WHAT YOU SHOULD DO>
Find the number of lines containing the string "SANTA" in the data. Answer with the number by itself.

MATERIALS PROVIDED>
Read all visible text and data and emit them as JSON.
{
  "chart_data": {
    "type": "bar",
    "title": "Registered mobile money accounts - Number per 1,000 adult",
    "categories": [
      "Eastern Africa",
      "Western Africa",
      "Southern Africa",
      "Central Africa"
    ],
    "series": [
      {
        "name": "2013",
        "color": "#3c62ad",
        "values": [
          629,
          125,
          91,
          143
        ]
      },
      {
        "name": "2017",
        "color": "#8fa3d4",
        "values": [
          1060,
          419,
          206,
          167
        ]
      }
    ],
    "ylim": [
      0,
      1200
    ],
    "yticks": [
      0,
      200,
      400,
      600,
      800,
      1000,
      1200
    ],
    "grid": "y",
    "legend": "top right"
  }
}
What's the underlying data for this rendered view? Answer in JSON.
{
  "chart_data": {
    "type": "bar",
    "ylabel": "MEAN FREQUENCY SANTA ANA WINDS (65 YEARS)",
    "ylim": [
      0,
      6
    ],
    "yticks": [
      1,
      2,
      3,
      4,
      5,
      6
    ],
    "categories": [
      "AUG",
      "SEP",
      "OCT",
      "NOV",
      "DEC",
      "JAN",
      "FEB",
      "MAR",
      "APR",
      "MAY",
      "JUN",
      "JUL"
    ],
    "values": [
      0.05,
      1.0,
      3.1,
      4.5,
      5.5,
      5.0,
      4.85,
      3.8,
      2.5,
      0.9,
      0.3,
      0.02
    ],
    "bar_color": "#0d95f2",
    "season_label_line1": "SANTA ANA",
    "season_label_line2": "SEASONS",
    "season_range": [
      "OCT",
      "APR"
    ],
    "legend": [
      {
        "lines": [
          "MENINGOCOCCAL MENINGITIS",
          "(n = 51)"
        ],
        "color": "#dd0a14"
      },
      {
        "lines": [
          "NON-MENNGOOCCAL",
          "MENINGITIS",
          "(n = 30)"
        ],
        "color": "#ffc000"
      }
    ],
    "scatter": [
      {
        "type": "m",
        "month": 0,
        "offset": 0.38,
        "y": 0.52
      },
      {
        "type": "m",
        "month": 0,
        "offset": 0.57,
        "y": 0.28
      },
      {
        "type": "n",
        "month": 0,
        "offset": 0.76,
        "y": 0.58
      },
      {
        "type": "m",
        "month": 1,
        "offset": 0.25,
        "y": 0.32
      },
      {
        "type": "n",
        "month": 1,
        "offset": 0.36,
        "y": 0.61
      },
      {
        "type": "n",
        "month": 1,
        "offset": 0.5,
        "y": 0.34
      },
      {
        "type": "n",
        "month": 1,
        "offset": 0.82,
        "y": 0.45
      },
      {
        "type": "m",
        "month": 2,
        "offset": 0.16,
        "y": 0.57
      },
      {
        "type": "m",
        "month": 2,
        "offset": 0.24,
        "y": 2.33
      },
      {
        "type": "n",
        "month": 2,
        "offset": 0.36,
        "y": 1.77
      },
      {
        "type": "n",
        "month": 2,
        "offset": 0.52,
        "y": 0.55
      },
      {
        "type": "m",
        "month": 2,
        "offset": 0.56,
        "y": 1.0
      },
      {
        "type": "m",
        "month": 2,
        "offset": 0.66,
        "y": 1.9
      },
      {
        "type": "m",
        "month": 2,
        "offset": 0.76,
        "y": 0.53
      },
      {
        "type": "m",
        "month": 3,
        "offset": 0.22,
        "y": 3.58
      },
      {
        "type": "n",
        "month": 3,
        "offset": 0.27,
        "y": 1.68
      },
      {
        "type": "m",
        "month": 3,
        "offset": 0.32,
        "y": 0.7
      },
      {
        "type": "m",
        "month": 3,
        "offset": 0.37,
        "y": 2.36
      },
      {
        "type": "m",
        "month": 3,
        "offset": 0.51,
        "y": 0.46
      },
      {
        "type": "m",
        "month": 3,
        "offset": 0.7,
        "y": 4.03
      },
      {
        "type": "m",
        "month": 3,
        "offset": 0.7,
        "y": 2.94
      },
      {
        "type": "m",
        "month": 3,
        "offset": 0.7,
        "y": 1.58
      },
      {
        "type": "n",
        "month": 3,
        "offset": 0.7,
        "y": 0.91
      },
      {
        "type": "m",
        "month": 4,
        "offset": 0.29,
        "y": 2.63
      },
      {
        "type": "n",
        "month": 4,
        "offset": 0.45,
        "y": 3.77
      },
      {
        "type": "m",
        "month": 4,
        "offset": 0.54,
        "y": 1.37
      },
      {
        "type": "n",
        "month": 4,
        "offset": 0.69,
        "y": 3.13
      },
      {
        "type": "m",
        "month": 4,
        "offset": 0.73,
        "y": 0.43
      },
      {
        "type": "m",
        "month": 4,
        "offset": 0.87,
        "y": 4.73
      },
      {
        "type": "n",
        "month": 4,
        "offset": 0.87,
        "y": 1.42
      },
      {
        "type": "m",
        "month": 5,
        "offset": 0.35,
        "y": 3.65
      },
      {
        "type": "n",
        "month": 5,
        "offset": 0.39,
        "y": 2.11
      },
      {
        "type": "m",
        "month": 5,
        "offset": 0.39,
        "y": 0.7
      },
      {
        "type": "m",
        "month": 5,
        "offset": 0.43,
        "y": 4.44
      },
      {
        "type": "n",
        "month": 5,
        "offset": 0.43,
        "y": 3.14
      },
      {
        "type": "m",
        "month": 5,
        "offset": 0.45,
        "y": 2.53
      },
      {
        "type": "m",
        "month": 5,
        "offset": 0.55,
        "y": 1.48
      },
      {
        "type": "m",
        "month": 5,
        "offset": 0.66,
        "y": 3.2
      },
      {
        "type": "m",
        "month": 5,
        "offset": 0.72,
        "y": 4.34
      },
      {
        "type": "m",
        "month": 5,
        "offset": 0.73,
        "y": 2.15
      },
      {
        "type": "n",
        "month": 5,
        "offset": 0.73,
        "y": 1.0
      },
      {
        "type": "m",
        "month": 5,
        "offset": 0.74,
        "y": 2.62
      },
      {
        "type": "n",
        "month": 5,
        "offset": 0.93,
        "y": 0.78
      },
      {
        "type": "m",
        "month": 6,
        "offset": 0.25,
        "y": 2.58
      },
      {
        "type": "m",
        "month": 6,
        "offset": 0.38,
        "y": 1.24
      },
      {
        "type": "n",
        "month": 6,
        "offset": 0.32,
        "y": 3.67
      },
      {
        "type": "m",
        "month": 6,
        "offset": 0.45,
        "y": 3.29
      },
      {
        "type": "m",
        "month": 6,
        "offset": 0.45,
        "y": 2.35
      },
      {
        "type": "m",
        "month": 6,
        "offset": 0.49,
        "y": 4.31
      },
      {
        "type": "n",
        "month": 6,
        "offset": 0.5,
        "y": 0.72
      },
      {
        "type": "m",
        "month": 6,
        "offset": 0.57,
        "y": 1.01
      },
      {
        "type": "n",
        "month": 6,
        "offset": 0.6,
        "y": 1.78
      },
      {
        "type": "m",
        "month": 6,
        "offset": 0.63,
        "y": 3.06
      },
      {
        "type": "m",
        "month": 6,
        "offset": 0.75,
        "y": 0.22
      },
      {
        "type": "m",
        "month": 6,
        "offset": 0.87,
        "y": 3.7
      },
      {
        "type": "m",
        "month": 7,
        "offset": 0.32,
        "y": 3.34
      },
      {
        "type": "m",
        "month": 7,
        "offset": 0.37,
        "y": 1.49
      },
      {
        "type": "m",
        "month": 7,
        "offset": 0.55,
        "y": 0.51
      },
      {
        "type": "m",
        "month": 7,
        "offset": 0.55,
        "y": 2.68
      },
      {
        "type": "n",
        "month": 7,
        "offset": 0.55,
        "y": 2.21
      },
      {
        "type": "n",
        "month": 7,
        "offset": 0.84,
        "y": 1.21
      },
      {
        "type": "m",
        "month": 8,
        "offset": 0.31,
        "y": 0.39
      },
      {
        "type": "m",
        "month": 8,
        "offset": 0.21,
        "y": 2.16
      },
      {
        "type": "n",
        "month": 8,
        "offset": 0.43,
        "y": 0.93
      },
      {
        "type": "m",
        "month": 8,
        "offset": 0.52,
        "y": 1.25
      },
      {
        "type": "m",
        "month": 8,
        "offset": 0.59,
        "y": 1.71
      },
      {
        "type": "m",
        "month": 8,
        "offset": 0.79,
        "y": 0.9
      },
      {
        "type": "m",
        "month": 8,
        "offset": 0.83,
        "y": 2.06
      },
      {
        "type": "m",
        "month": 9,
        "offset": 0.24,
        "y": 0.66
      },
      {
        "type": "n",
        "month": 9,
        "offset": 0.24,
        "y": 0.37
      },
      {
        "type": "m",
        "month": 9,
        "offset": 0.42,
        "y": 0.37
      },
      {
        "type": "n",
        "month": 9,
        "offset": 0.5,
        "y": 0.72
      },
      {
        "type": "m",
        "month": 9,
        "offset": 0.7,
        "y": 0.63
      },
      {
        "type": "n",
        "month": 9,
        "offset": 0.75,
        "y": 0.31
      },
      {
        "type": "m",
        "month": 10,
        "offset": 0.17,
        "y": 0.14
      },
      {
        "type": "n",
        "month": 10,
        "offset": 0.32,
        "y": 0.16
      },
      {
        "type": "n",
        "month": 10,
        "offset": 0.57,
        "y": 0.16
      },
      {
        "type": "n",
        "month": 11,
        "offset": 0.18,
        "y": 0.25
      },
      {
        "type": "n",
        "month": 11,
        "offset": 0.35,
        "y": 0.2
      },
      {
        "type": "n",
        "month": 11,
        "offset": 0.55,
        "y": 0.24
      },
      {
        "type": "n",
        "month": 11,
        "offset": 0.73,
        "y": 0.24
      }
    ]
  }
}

FINISHED TASK>
2